-- Data rows start --

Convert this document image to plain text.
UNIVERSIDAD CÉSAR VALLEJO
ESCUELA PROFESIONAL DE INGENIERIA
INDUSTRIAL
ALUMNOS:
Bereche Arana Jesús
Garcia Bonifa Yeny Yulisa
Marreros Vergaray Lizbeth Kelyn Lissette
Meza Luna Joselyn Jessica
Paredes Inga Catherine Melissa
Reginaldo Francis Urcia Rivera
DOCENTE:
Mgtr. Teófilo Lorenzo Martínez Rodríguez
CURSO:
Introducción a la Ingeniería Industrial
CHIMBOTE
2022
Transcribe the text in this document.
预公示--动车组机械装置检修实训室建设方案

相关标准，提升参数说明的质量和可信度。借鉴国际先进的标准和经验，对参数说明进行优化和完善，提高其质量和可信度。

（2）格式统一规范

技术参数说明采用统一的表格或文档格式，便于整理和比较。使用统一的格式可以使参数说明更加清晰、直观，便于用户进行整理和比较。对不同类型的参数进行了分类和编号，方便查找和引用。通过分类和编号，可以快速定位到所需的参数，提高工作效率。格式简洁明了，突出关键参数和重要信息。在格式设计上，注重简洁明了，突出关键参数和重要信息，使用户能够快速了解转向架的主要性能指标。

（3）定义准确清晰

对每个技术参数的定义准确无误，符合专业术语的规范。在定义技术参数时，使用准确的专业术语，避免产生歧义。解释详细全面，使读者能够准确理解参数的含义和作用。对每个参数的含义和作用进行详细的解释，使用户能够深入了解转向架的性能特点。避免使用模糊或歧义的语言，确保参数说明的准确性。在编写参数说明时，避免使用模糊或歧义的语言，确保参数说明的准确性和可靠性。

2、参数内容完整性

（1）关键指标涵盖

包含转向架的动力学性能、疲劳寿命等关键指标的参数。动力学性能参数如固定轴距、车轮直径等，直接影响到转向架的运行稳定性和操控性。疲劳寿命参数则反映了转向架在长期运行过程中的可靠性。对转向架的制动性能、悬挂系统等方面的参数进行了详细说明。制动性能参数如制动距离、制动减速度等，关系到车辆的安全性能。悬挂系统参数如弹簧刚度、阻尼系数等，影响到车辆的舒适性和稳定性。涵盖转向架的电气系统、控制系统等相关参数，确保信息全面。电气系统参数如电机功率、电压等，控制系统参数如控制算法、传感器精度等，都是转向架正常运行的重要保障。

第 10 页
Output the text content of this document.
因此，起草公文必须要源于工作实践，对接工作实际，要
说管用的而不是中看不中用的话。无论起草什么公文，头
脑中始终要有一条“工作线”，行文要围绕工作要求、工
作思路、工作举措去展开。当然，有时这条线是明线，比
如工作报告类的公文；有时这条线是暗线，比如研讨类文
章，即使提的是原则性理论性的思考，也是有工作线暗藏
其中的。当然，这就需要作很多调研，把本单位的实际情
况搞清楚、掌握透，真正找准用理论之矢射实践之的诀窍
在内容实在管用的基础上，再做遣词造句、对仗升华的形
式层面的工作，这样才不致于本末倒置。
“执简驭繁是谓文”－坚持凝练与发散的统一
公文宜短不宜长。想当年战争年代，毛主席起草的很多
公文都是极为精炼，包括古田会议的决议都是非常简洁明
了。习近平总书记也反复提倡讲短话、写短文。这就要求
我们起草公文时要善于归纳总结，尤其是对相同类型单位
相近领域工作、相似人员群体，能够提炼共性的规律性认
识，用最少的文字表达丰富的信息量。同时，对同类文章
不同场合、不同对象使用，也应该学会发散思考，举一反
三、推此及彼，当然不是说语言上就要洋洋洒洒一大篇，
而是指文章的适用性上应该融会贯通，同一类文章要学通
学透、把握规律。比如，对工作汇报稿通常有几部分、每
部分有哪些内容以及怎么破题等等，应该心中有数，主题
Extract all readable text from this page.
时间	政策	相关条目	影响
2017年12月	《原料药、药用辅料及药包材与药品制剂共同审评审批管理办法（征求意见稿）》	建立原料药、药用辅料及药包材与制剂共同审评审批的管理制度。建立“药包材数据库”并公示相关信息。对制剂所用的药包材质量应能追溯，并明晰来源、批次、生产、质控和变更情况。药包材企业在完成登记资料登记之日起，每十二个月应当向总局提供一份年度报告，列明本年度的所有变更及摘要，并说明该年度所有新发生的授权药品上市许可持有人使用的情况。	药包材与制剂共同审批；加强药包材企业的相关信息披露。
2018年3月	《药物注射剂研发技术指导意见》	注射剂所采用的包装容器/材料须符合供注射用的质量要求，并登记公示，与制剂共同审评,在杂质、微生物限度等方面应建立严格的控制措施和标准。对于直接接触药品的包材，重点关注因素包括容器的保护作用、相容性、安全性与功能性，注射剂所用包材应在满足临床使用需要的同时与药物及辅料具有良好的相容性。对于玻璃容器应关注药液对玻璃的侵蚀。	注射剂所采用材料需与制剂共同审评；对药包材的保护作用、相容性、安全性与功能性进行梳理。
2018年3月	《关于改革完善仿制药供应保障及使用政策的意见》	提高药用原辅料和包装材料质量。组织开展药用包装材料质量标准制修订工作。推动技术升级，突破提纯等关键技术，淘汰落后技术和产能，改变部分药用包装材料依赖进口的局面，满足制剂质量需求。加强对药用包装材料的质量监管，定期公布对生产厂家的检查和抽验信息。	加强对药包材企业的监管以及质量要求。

-- Data rows end --

Using the records above, select and copy every line that has the word "document".

(Answer below)
Convert this document image to plain text.
Transcribe the text in this document.
Output the text content of this document.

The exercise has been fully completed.